◆ **Materials provided**:
* * * *

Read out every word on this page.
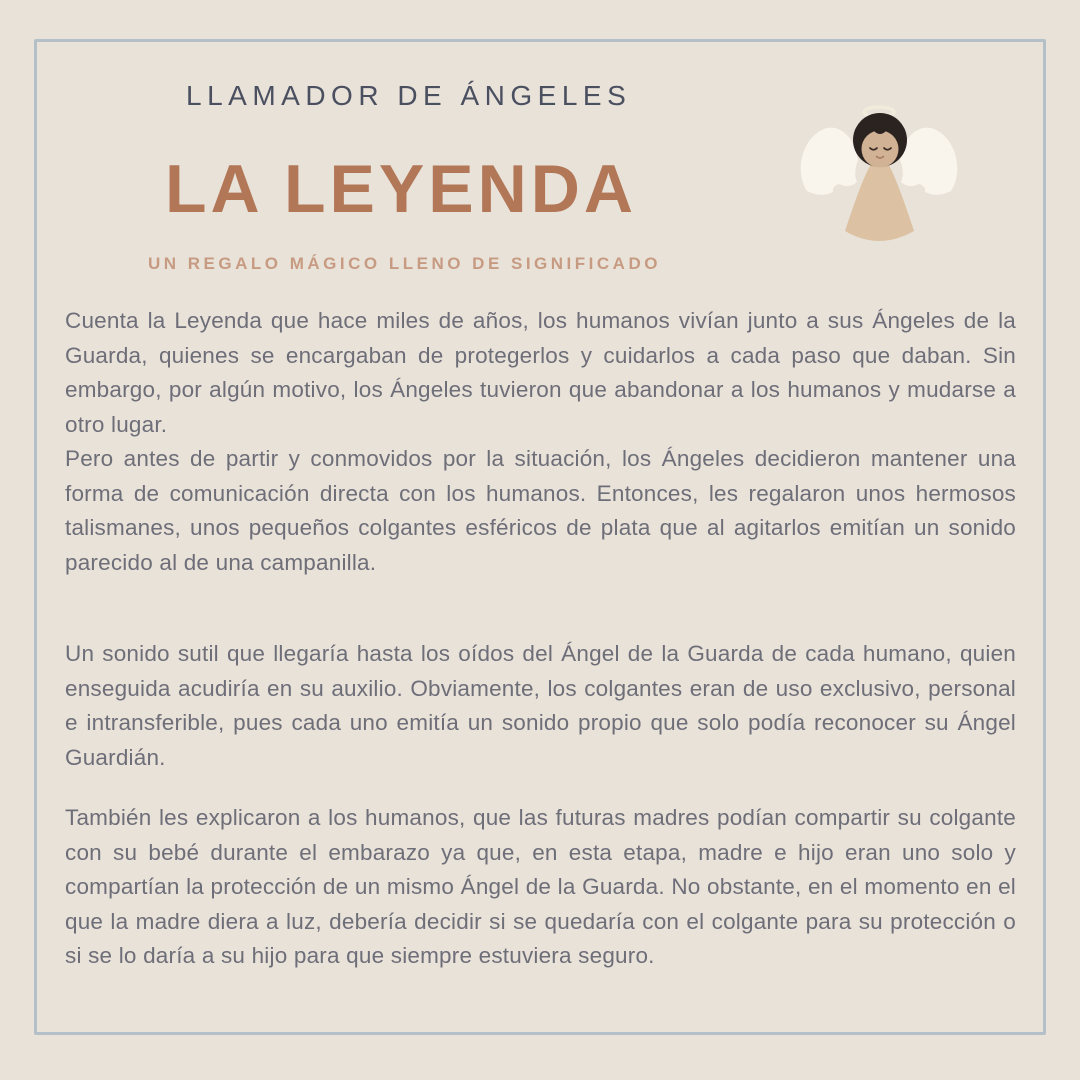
LLAMADOR DE ÁNGELES
LA LEYENDA
UN REGALO MÁGICO LLENO DE SIGNIFICADO

Cuenta la Leyenda que hace miles de años, los humanos vivían junto a sus Ángeles de la Guarda, quienes se encargaban de protegerlos y cuidarlos a cada paso que daban. Sin embargo, por algún motivo, los Ángeles tuvieron que abandonar a los humanos y mudarse a otro lugar.

Pero antes de partir y conmovidos por la situación, los Ángeles decidieron mantener una forma de comunicación directa con los humanos. Entonces, les regalaron unos hermosos talismanes, unos pequeños colgantes esféricos de plata que al agitarlos emitían un sonido parecido al de una campanilla.

Un sonido sutil que llegaría hasta los oídos del Ángel de la Guarda de cada humano, quien enseguida acudiría en su auxilio. Obviamente, los colgantes eran de uso exclusivo, personal e intransferible, pues cada uno emitía un sonido propio que solo podía reconocer su Ángel Guardián.

También les explicaron a los humanos, que las futuras madres podían compartir su colgante con su bebé durante el embarazo ya que, en esta etapa, madre e hijo eran uno solo y compartían la protección de un mismo Ángel de la Guarda. No obstante, en el momento en el que la madre diera a luz, debería decidir si se quedaría con el colgante para su protección o si se lo daría a su hijo para que siempre estuviera seguro.
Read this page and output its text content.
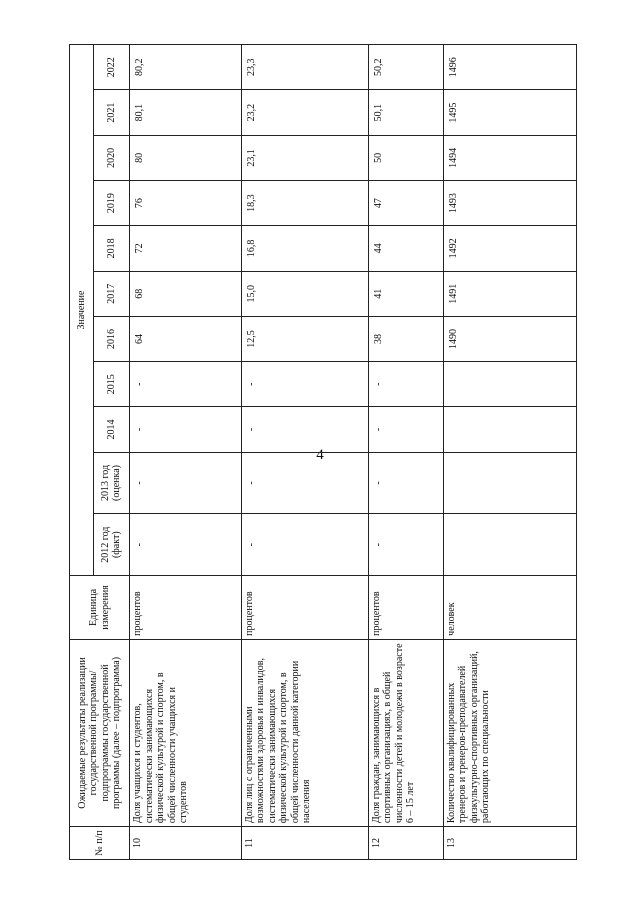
4
№ п/п	Ожидаемые результаты реализации государственной программы/подпрограммы государственной программы (далее – подпрограмма)	Единица измерения	Значение										
			2012 год (факт)	2013 год (оценка)	2014	2015	2016	2017	2018	2019	2020	2021	2022
10	Доля учащихся и студентов, систематически занимающихся физической культурой и спортом, в общей численности учащихся и студентов	процентов	-	-	-	-	64	68	72	76	80	80,1	80,2
11	Доля лиц с ограниченными возможностями здоровья и инвалидов, систематически занимающихся физической культурой и спортом, в общей численности данной категории населения	процентов	-	-	-	-	12,5	15,0	16,8	18,3	23,1	23,2	23,3
12	Доля граждан, занимающихся в спортивных организациях, в общей численности детей и молодежи в возрасте 6 – 15 лет	процентов	-	-	-	-	38	41	44	47	50	50,1	50,2
13	Количество квалифицированных тренеров и тренеров-преподавателей физкультурно-спортивных организаций, работающих по специальности	человек					1490	1491	1492	1493	1494	1495	1496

* * * *

◆ **What needs to be done**: Quote the data above in full and without alteration; skip the pictures.

◆ **Response for this exercise**:
Read out every word on this page.
LLAMADOR DE ÁNGELES
LA LEYENDA
UN REGALO MÁGICO LLENO DE SIGNIFICADO

Cuenta la Leyenda que hace miles de años, los humanos vivían junto a sus Ángeles de la Guarda, quienes se encargaban de protegerlos y cuidarlos a cada paso que daban. Sin embargo, por algún motivo, los Ángeles tuvieron que abandonar a los humanos y mudarse a otro lugar.

Pero antes de partir y conmovidos por la situación, los Ángeles decidieron mantener una forma de comunicación directa con los humanos. Entonces, les regalaron unos hermosos talismanes, unos pequeños colgantes esféricos de plata que al agitarlos emitían un sonido parecido al de una campanilla.

Un sonido sutil que llegaría hasta los oídos del Ángel de la Guarda de cada humano, quien enseguida acudiría en su auxilio. Obviamente, los colgantes eran de uso exclusivo, personal e intransferible, pues cada uno emitía un sonido propio que solo podía reconocer su Ángel Guardián.

También les explicaron a los humanos, que las futuras madres podían compartir su colgante con su bebé durante el embarazo ya que, en esta etapa, madre e hijo eran uno solo y compartían la protección de un mismo Ángel de la Guarda. No obstante, en el momento en el que la madre diera a luz, debería decidir si se quedaría con el colgante para su protección o si se lo daría a su hijo para que siempre estuviera seguro.
Read this page and output its text content.
4
№ п/п	Ожидаемые результаты реализации государственной программы/подпрограммы государственной программы (далее – подпрограмма)	Единица измерения	Значение										
			2012 год (факт)	2013 год (оценка)	2014	2015	2016	2017	2018	2019	2020	2021	2022
10	Доля учащихся и студентов, систематически занимающихся физической культурой и спортом, в общей численности учащихся и студентов	процентов	-	-	-	-	64	68	72	76	80	80,1	80,2
11	Доля лиц с ограниченными возможностями здоровья и инвалидов, систематически занимающихся физической культурой и спортом, в общей численности данной категории населения	процентов	-	-	-	-	12,5	15,0	16,8	18,3	23,1	23,2	23,3
12	Доля граждан, занимающихся в спортивных организациях, в общей численности детей и молодежи в возрасте 6 – 15 лет	процентов	-	-	-	-	38	41	44	47	50	50,1	50,2
13	Количество квалифицированных тренеров и тренеров-преподавателей физкультурно-спортивных организаций, работающих по специальности	человек					1490	1491	1492	1493	1494	1495	1496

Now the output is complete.